Stored entries:
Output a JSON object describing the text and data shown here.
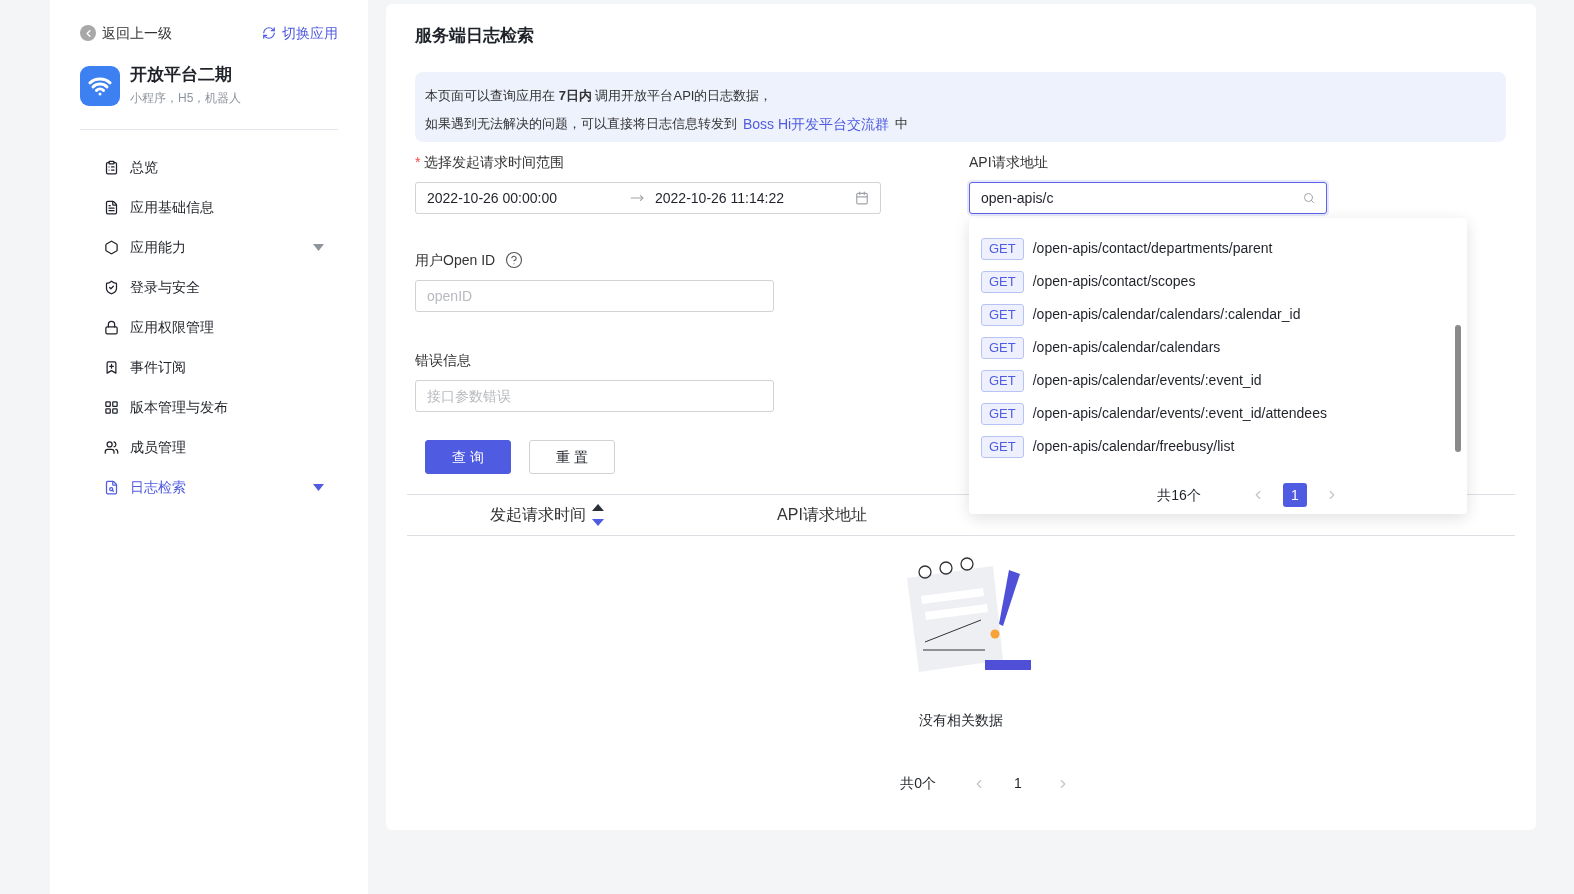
{
  "sidebar": {
    "back": "返回上一级",
    "switch": "切换应用",
    "app": {
      "name": "开放平台二期",
      "subtitle": "小程序，H5，机器人"
    },
    "items": [
      {
        "label": "总览",
        "selected": false,
        "expandable": false
      },
      {
        "label": "应用基础信息",
        "selected": false,
        "expandable": false
      },
      {
        "label": "应用能力",
        "selected": false,
        "expandable": true
      },
      {
        "label": "登录与安全",
        "selected": false,
        "expandable": false
      },
      {
        "label": "应用权限管理",
        "selected": false,
        "expandable": false
      },
      {
        "label": "事件订阅",
        "selected": false,
        "expandable": false
      },
      {
        "label": "版本管理与发布",
        "selected": false,
        "expandable": false
      },
      {
        "label": "成员管理",
        "selected": false,
        "expandable": false
      },
      {
        "label": "日志检索",
        "selected": true,
        "expandable": true
      }
    ]
  },
  "page": {
    "title": "服务端日志检索",
    "notice": {
      "line1": "本页面可以查询应用在 **7日内** 调用开放平台API的日志数据，",
      "line2_before": "如果遇到无法解决的问题，可以直接将日志信息转发到",
      "link": "Boss Hi开发平台交流群",
      "line2_after": "中"
    },
    "form": {
      "time_range": {
        "label": "选择发起请求时间范围",
        "required_mark": "*",
        "start": "2022-10-26 00:00:00",
        "end": "2022-10-26 11:14:22"
      },
      "api": {
        "label": "API请求地址",
        "value": "open-apis/c"
      },
      "open_id": {
        "label": "用户Open ID",
        "placeholder": "openID"
      },
      "error": {
        "label": "错误信息",
        "placeholder": "接口参数错误"
      },
      "buttons": [
        {
          "label": "查 询",
          "kind": "primary"
        },
        {
          "label": "重 置",
          "kind": "default"
        }
      ]
    },
    "table": {
      "columns": [
        {
          "label": "发起请求时间",
          "sortable": true,
          "sorted_desc": true
        },
        {
          "label": "API请求地址",
          "sortable": false
        }
      ],
      "empty_text": "没有相关数据",
      "pagination": {
        "total": "共0个",
        "page": "1"
      }
    }
  },
  "dropdown": {
    "items": [
      {
        "method": "GET",
        "path": "/open-apis/contact/departments/parent"
      },
      {
        "method": "GET",
        "path": "/open-apis/contact/scopes"
      },
      {
        "method": "GET",
        "path": "/open-apis/calendar/calendars/:calendar_id"
      },
      {
        "method": "GET",
        "path": "/open-apis/calendar/calendars"
      },
      {
        "method": "GET",
        "path": "/open-apis/calendar/events/:event_id"
      },
      {
        "method": "GET",
        "path": "/open-apis/calendar/events/:event_id/attendees"
      },
      {
        "method": "GET",
        "path": "/open-apis/calendar/freebusy/list"
      }
    ],
    "total": "共16个",
    "page": "1"
  }
}
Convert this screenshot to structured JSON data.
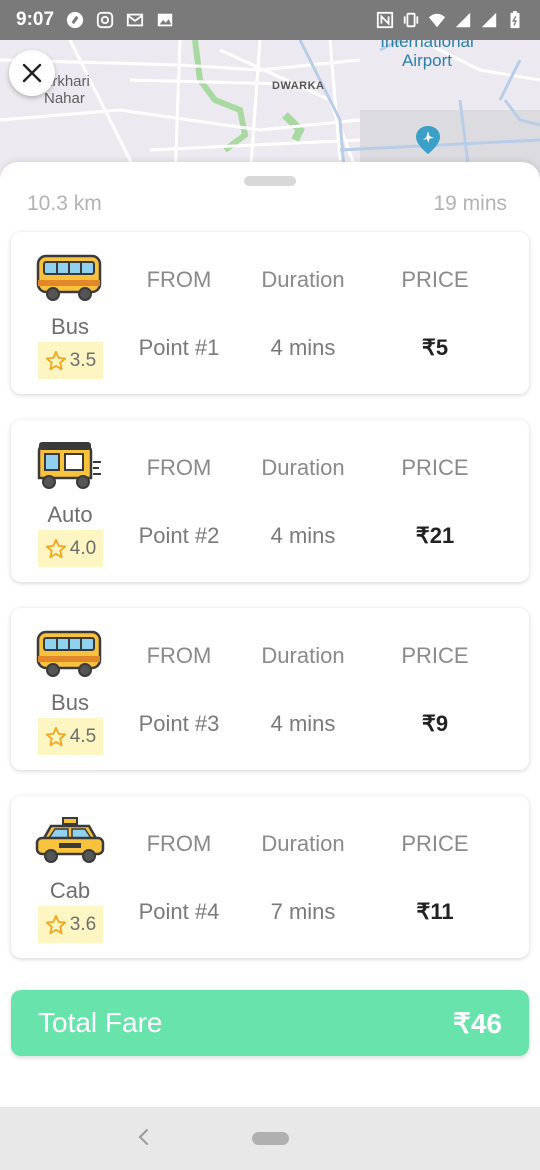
{
  "status_bar": {
    "time": "9:07",
    "left_icons": [
      "shazam-icon",
      "instagram-icon",
      "gmail-icon",
      "gallery-icon"
    ],
    "right_icons": [
      "nfc-icon",
      "vibrate-icon",
      "wifi-icon",
      "signal-icon",
      "signal-icon",
      "battery-icon"
    ]
  },
  "map": {
    "label_top_left_line1": "arkhari",
    "label_top_left_line2": "Nahar",
    "label_dwarka": "DWARKA",
    "label_airport_line1": "International",
    "label_airport_line2": "Airport"
  },
  "summary": {
    "distance": "10.3 km",
    "time": "19 mins"
  },
  "column_headers": {
    "from": "FROM",
    "duration": "Duration",
    "price": "PRICE"
  },
  "legs": [
    {
      "vehicle": "Bus",
      "icon": "bus-icon",
      "rating": "3.5",
      "from": "Point #1",
      "duration": "4 mins",
      "price": "₹5"
    },
    {
      "vehicle": "Auto",
      "icon": "auto-rickshaw-icon",
      "rating": "4.0",
      "from": "Point #2",
      "duration": "4 mins",
      "price": "₹21"
    },
    {
      "vehicle": "Bus",
      "icon": "bus-icon",
      "rating": "4.5",
      "from": "Point #3",
      "duration": "4 mins",
      "price": "₹9"
    },
    {
      "vehicle": "Cab",
      "icon": "cab-icon",
      "rating": "3.6",
      "from": "Point #4",
      "duration": "7 mins",
      "price": "₹11"
    }
  ],
  "total": {
    "label": "Total Fare",
    "value": "₹46"
  },
  "colors": {
    "accent": "#69e3ac",
    "rating_bg": "#fdf6c3",
    "star": "#f2a61f",
    "vehicle_yellow": "#f9c23c"
  }
}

** WORK INSTRUCTIONS **
Each line of the material must be retyped exactly, except that images are omitted.

** SOLUTION **
Output a JSON object describing the text and data shown here.
{
  "sidebar": {
    "back": "返回上一级",
    "switch": "切换应用",
    "app": {
      "name": "开放平台二期",
      "subtitle": "小程序，H5，机器人"
    },
    "items": [
      {
        "label": "总览",
        "selected": false,
        "expandable": false
      },
      {
        "label": "应用基础信息",
        "selected": false,
        "expandable": false
      },
      {
        "label": "应用能力",
        "selected": false,
        "expandable": true
      },
      {
        "label": "登录与安全",
        "selected": false,
        "expandable": false
      },
      {
        "label": "应用权限管理",
        "selected": false,
        "expandable": false
      },
      {
        "label": "事件订阅",
        "selected": false,
        "expandable": false
      },
      {
        "label": "版本管理与发布",
        "selected": false,
        "expandable": false
      },
      {
        "label": "成员管理",
        "selected": false,
        "expandable": false
      },
      {
        "label": "日志检索",
        "selected": true,
        "expandable": true
      }
    ]
  },
  "page": {
    "title": "服务端日志检索",
    "notice": {
      "line1": "本页面可以查询应用在 **7日内** 调用开放平台API的日志数据，",
      "line2_before": "如果遇到无法解决的问题，可以直接将日志信息转发到",
      "link": "Boss Hi开发平台交流群",
      "line2_after": "中"
    },
    "form": {
      "time_range": {
        "label": "选择发起请求时间范围",
        "required_mark": "*",
        "start": "2022-10-26 00:00:00",
        "end": "2022-10-26 11:14:22"
      },
      "api": {
        "label": "API请求地址",
        "value": "open-apis/c"
      },
      "open_id": {
        "label": "用户Open ID",
        "placeholder": "openID"
      },
      "error": {
        "label": "错误信息",
        "placeholder": "接口参数错误"
      },
      "buttons": [
        {
          "label": "查 询",
          "kind": "primary"
        },
        {
          "label": "重 置",
          "kind": "default"
        }
      ]
    },
    "table": {
      "columns": [
        {
          "label": "发起请求时间",
          "sortable": true,
          "sorted_desc": true
        },
        {
          "label": "API请求地址",
          "sortable": false
        }
      ],
      "empty_text": "没有相关数据",
      "pagination": {
        "total": "共0个",
        "page": "1"
      }
    }
  },
  "dropdown": {
    "items": [
      {
        "method": "GET",
        "path": "/open-apis/contact/departments/parent"
      },
      {
        "method": "GET",
        "path": "/open-apis/contact/scopes"
      },
      {
        "method": "GET",
        "path": "/open-apis/calendar/calendars/:calendar_id"
      },
      {
        "method": "GET",
        "path": "/open-apis/calendar/calendars"
      },
      {
        "method": "GET",
        "path": "/open-apis/calendar/events/:event_id"
      },
      {
        "method": "GET",
        "path": "/open-apis/calendar/events/:event_id/attendees"
      },
      {
        "method": "GET",
        "path": "/open-apis/calendar/freebusy/list"
      }
    ],
    "total": "共16个",
    "page": "1"
  }
}
Convert this screenshot to structured JSON data.
{
  "status_bar": {
    "time": "9:07",
    "left_icons": [
      "shazam-icon",
      "instagram-icon",
      "gmail-icon",
      "gallery-icon"
    ],
    "right_icons": [
      "nfc-icon",
      "vibrate-icon",
      "wifi-icon",
      "signal-icon",
      "signal-icon",
      "battery-icon"
    ]
  },
  "map": {
    "label_top_left_line1": "arkhari",
    "label_top_left_line2": "Nahar",
    "label_dwarka": "DWARKA",
    "label_airport_line1": "International",
    "label_airport_line2": "Airport"
  },
  "summary": {
    "distance": "10.3 km",
    "time": "19 mins"
  },
  "column_headers": {
    "from": "FROM",
    "duration": "Duration",
    "price": "PRICE"
  },
  "legs": [
    {
      "vehicle": "Bus",
      "icon": "bus-icon",
      "rating": "3.5",
      "from": "Point #1",
      "duration": "4 mins",
      "price": "₹5"
    },
    {
      "vehicle": "Auto",
      "icon": "auto-rickshaw-icon",
      "rating": "4.0",
      "from": "Point #2",
      "duration": "4 mins",
      "price": "₹21"
    },
    {
      "vehicle": "Bus",
      "icon": "bus-icon",
      "rating": "4.5",
      "from": "Point #3",
      "duration": "4 mins",
      "price": "₹9"
    },
    {
      "vehicle": "Cab",
      "icon": "cab-icon",
      "rating": "3.6",
      "from": "Point #4",
      "duration": "7 mins",
      "price": "₹11"
    }
  ],
  "total": {
    "label": "Total Fare",
    "value": "₹46"
  },
  "colors": {
    "accent": "#69e3ac",
    "rating_bg": "#fdf6c3",
    "star": "#f2a61f",
    "vehicle_yellow": "#f9c23c"
  }
}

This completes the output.